## Short task
Tally the lines that hold the word "деньги" and reply with that figure only.
#####
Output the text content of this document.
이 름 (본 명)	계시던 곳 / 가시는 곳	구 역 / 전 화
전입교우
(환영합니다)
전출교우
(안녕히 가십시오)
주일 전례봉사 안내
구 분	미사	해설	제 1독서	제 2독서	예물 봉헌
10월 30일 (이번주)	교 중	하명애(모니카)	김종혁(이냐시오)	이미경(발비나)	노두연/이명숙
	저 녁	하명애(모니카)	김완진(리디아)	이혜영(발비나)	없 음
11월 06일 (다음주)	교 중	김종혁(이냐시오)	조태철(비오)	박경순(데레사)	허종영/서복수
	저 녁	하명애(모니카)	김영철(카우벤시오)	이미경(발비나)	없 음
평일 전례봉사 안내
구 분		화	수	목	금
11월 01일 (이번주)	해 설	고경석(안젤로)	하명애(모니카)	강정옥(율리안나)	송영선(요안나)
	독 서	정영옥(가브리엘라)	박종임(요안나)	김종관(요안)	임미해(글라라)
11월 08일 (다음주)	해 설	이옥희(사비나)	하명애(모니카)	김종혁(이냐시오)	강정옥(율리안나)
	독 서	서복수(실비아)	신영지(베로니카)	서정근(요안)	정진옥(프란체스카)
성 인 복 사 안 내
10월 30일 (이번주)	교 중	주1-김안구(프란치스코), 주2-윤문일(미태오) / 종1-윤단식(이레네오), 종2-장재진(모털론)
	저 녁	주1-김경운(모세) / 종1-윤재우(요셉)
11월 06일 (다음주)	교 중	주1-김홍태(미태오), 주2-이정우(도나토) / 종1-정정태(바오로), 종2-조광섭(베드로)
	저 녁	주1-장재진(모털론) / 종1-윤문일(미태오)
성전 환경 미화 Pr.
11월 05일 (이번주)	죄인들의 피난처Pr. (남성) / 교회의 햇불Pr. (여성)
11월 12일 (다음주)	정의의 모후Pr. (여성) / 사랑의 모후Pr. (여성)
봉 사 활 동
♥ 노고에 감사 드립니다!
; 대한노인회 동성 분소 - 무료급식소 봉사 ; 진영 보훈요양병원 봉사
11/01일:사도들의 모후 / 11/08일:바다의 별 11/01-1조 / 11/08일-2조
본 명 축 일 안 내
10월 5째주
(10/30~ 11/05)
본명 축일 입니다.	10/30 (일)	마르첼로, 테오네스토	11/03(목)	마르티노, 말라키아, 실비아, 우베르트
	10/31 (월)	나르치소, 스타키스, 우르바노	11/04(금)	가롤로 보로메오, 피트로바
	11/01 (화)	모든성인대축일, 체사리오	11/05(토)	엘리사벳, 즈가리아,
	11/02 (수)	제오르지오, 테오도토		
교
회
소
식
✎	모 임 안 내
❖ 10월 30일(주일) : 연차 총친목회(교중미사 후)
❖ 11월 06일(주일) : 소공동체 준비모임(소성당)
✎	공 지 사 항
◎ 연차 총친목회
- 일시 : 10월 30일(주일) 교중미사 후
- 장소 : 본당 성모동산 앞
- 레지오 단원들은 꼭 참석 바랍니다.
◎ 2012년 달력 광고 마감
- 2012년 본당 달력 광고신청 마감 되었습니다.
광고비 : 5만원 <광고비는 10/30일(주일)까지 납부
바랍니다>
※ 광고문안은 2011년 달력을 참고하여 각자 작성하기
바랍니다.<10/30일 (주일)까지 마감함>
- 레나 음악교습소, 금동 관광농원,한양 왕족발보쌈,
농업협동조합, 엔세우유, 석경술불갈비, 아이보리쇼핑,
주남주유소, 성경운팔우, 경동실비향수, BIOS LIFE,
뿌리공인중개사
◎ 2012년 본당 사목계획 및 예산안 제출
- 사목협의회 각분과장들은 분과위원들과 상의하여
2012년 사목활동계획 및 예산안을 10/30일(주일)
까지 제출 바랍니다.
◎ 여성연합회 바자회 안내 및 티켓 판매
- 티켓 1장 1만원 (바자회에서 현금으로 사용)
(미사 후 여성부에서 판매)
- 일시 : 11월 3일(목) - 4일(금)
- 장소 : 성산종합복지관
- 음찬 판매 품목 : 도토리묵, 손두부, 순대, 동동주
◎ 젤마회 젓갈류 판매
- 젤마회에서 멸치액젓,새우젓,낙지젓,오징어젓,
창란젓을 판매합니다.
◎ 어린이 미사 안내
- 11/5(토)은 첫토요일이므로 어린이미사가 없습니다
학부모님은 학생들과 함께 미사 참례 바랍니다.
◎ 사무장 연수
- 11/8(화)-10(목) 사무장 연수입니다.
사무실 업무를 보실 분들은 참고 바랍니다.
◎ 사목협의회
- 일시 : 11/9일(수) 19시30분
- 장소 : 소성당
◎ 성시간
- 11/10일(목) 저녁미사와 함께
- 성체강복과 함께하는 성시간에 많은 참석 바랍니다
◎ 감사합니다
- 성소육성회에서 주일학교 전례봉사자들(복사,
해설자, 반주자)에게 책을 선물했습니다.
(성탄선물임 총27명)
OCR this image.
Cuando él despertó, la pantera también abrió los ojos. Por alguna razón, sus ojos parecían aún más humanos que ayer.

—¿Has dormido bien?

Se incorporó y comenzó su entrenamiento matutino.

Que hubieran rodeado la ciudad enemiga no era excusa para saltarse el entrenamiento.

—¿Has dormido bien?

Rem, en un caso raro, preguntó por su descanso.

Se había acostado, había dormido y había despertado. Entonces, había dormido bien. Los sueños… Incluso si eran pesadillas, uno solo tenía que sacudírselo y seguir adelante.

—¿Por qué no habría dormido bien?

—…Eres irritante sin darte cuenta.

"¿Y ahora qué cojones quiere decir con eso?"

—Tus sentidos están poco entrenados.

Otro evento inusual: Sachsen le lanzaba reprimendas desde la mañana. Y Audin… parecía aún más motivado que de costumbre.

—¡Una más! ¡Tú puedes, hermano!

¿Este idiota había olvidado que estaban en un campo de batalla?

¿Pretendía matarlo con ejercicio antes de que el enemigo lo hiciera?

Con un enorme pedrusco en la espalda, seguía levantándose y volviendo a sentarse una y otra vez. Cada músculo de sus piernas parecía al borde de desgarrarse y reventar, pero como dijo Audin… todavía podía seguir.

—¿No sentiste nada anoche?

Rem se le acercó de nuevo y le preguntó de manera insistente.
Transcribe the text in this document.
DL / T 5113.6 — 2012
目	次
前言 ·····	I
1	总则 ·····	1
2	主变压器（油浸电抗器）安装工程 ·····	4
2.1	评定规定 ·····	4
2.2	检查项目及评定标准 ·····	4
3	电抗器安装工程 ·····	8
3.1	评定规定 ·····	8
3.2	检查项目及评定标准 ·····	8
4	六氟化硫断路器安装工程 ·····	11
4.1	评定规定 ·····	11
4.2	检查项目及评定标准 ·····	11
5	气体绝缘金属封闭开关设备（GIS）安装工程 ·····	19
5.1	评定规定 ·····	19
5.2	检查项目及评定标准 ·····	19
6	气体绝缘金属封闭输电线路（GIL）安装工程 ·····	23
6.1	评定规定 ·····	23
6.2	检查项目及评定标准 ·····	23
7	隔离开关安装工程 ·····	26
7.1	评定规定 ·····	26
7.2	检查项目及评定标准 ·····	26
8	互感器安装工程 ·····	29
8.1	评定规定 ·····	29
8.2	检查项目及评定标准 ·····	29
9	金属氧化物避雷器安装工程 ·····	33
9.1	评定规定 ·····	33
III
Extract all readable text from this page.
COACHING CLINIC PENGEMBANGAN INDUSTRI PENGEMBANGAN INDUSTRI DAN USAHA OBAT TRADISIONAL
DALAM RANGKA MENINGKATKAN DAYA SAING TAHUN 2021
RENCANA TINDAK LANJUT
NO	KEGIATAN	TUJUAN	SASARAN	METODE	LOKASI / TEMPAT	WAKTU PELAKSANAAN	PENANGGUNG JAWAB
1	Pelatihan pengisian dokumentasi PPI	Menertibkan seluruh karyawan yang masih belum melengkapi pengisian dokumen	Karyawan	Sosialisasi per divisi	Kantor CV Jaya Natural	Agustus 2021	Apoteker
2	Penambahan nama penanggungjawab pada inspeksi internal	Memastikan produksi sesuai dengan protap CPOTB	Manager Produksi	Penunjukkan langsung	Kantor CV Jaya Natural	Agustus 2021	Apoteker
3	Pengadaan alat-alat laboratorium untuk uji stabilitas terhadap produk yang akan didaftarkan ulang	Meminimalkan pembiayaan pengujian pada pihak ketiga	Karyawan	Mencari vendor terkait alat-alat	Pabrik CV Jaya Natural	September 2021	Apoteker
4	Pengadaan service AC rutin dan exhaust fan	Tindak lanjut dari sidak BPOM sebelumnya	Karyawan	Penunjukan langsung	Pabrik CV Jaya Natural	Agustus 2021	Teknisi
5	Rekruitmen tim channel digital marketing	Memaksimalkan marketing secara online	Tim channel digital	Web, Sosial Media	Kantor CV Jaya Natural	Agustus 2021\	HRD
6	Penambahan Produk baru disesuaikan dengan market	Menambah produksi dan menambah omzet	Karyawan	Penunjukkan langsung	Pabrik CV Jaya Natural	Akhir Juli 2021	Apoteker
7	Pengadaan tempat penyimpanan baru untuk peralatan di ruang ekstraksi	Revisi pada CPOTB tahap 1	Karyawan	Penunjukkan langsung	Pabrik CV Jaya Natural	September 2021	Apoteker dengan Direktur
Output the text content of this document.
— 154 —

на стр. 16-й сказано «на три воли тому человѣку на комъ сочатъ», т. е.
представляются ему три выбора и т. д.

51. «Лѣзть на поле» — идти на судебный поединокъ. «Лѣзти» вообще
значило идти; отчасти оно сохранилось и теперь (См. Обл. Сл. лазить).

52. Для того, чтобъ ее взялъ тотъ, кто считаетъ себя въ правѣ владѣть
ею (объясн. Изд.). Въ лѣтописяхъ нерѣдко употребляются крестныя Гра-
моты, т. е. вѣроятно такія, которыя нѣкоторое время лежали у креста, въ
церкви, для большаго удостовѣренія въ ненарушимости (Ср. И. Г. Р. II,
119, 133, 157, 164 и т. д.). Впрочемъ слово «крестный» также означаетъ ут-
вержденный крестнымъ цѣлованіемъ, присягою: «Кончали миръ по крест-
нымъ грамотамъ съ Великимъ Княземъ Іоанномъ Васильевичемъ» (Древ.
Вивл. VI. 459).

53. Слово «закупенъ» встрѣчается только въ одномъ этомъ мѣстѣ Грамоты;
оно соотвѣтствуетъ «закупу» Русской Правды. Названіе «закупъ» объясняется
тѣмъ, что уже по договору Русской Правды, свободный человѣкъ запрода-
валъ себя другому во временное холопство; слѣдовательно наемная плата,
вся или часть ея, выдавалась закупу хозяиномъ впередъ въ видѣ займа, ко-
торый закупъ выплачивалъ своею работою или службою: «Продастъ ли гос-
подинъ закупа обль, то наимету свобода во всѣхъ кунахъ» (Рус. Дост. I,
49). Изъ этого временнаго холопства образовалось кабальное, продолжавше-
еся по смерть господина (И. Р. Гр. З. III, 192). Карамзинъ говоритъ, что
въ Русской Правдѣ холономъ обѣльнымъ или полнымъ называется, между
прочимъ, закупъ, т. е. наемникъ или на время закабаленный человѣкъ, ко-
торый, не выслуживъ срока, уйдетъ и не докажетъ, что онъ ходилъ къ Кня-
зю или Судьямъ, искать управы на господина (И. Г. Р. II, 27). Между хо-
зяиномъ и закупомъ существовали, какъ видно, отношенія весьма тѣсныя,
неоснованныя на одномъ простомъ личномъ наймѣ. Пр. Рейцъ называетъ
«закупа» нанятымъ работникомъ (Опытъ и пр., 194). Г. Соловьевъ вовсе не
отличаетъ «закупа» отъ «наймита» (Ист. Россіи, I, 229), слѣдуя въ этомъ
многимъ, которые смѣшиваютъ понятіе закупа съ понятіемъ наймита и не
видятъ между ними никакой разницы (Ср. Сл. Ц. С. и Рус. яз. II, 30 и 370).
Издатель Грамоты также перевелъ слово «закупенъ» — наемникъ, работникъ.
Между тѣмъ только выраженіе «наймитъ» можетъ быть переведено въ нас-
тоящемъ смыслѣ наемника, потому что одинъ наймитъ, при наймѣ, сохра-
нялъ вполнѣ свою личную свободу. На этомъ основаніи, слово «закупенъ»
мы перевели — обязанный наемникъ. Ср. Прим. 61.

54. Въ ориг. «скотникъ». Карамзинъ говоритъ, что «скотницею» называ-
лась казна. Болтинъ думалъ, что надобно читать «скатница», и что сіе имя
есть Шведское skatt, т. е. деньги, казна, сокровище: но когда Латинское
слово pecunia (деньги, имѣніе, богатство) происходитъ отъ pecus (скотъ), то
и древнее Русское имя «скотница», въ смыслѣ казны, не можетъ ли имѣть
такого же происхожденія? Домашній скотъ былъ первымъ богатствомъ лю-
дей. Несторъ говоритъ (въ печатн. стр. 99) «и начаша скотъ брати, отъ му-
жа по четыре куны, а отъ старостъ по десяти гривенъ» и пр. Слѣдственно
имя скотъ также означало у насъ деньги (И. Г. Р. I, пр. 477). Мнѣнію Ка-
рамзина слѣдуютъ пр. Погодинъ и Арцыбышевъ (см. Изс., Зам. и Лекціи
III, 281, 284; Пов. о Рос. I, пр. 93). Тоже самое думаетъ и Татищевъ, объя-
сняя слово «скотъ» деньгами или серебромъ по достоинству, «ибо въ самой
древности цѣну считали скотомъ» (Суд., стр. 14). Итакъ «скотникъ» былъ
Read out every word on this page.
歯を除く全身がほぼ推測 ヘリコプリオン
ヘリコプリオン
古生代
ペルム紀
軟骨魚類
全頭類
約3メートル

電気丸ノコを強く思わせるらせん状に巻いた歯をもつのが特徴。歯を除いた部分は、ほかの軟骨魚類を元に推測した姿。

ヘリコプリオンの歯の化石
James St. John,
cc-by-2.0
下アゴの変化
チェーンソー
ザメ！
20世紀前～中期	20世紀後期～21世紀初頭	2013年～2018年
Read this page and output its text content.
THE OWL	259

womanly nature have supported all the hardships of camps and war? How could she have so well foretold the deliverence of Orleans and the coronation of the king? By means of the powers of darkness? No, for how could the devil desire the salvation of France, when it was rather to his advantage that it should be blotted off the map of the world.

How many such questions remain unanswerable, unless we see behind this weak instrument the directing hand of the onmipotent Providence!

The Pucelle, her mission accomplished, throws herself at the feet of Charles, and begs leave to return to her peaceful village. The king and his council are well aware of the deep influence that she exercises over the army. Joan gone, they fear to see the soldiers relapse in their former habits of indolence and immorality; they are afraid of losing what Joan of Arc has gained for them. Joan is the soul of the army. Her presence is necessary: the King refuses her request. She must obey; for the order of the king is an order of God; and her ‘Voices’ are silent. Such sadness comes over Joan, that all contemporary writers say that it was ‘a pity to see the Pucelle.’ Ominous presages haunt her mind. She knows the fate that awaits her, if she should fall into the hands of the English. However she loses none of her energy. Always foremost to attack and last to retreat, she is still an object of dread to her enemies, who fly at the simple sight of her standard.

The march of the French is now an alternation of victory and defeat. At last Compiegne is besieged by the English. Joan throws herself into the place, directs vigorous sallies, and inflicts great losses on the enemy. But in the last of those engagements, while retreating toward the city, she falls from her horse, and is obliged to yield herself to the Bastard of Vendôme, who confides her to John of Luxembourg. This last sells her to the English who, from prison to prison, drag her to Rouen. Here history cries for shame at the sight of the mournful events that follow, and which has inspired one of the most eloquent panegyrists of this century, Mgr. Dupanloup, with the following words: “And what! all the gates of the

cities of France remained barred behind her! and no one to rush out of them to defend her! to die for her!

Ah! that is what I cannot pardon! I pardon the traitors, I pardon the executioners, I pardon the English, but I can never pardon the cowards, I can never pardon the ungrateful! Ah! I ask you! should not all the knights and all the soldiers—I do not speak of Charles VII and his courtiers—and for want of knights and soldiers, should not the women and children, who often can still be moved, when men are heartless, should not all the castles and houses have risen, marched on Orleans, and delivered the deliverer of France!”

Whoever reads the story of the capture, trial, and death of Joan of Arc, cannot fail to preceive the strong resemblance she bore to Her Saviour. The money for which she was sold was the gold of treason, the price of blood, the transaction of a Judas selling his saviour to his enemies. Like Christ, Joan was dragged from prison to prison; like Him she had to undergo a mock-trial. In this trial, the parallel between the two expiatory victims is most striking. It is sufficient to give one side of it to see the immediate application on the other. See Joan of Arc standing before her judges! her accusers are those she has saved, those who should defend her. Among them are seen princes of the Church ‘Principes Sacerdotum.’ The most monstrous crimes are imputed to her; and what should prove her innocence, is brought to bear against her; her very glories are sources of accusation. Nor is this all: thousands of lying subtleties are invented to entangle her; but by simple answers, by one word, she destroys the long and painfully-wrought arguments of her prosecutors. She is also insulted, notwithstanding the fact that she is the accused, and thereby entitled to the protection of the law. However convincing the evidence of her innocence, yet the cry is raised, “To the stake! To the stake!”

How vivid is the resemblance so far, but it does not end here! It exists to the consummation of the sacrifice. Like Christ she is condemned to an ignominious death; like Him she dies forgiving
#####
## Task result
3